Reputation: 92
Suppose I need to remove the outlier, that is (40, 10) in this case (refer to the plot attached below) using IQR rule, how do I do that?
Compared to the neighbouring points, (40, 10) is definitely an outlier. However,
Q1 = 11.25,
Q3 = 35.75
1.5 * IQR = 1.5 * (Q3 - Q1) = 36.75
Only points with y-val lower than 11.25-36.75 or greater than 35.75+36.75 are considered outliers.
How do I find and remove (40, 10) using IQR rule if I must use IQR rule?
Here's my code:
import pandas as pd
import matplotlib.pyplot as plt
test = pd.DataFrame({'x': range(50), 'y': [i if i != 40 else 10 for i in range(50)]})
plt.figure(**FIGURE)
plt.scatter(test['x'], test['y'], marker='x')
plt.show()
Here's the plot generated from the above code.
Upvotes: 0
Views: 138
Reputation: 352
The way you are using the IQR is only considering the X axis component. If you do not include the Y axis components, then the point at (40, 10) is not an outlier.
You should use a method that considers 2D instances, such as Local Outlier Factor or any other.
Upvotes: 0

** TASK GOAL **
In the forum thread on removing an outlier with the IQR rule, which method does the reply name as one that considers 2D instances? The entries that come after the thread are not needed.

Entries from a dataset
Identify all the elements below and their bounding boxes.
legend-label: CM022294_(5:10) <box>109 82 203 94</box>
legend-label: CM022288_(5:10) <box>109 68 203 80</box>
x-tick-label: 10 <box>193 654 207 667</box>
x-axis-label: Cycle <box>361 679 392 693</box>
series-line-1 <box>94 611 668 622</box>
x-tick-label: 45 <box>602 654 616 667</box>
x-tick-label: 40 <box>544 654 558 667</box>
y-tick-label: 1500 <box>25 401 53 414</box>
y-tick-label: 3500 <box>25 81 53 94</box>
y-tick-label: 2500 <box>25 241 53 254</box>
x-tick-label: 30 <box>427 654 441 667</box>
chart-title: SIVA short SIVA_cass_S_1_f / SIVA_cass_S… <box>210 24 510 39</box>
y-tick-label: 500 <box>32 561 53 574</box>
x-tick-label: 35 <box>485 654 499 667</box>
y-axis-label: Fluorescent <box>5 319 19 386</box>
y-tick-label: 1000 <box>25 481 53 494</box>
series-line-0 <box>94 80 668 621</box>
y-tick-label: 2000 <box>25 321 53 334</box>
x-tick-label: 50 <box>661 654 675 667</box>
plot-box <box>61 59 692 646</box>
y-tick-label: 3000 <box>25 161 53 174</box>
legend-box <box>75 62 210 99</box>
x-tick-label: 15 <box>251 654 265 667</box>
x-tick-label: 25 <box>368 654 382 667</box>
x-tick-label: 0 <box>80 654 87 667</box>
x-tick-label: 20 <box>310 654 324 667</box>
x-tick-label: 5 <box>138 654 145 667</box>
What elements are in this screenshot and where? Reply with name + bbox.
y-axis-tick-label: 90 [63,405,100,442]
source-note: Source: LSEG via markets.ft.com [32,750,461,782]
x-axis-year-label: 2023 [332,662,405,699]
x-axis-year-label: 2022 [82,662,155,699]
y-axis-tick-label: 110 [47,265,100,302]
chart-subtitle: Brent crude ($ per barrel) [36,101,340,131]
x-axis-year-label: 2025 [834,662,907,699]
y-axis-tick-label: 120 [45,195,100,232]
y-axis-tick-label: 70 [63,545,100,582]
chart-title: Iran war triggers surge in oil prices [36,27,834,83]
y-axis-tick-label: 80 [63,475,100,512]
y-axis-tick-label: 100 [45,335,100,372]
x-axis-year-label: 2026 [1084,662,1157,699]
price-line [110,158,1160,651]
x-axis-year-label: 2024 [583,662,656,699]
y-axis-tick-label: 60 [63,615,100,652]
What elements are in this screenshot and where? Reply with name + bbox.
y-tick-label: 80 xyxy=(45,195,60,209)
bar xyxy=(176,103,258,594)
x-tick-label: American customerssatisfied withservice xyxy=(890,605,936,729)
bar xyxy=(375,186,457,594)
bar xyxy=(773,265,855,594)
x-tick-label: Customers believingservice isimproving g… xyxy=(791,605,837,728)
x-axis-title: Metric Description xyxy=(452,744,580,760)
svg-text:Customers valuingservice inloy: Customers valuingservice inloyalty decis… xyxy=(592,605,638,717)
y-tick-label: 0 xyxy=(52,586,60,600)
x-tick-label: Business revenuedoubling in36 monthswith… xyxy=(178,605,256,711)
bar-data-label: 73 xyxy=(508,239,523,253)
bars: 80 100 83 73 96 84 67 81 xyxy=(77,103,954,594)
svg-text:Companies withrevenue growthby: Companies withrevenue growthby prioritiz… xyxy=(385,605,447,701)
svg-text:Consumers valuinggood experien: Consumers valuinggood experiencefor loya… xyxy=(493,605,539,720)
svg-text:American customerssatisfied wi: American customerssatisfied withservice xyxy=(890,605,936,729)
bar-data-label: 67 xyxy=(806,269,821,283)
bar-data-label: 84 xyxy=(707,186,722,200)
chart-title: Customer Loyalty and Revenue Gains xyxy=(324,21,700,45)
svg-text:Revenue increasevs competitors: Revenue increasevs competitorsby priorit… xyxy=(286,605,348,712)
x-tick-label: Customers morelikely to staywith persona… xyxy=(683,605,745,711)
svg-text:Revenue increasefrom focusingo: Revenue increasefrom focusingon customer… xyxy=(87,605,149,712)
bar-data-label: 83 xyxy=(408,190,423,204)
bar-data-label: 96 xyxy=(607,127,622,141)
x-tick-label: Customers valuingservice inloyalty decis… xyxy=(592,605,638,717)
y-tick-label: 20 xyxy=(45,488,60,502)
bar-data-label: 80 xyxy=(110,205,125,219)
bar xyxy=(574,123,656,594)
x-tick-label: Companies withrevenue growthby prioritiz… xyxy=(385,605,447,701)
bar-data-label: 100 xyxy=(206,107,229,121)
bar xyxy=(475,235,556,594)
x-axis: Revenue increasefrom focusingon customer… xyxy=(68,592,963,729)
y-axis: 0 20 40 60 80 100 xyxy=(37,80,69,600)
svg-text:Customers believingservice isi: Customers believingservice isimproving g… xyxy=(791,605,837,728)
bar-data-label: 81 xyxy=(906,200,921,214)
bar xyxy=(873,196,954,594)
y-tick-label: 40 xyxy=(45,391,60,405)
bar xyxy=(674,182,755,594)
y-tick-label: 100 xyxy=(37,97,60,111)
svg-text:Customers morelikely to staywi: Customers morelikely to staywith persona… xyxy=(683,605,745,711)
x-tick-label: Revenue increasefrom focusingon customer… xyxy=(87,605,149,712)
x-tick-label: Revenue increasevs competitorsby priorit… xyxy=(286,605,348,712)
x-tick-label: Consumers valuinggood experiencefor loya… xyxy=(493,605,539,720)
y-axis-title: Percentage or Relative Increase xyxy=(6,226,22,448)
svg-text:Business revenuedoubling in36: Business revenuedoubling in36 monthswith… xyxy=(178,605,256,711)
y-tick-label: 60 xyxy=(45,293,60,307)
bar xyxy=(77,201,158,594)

** WRITTEN REPLY **
Local Outlier Factor.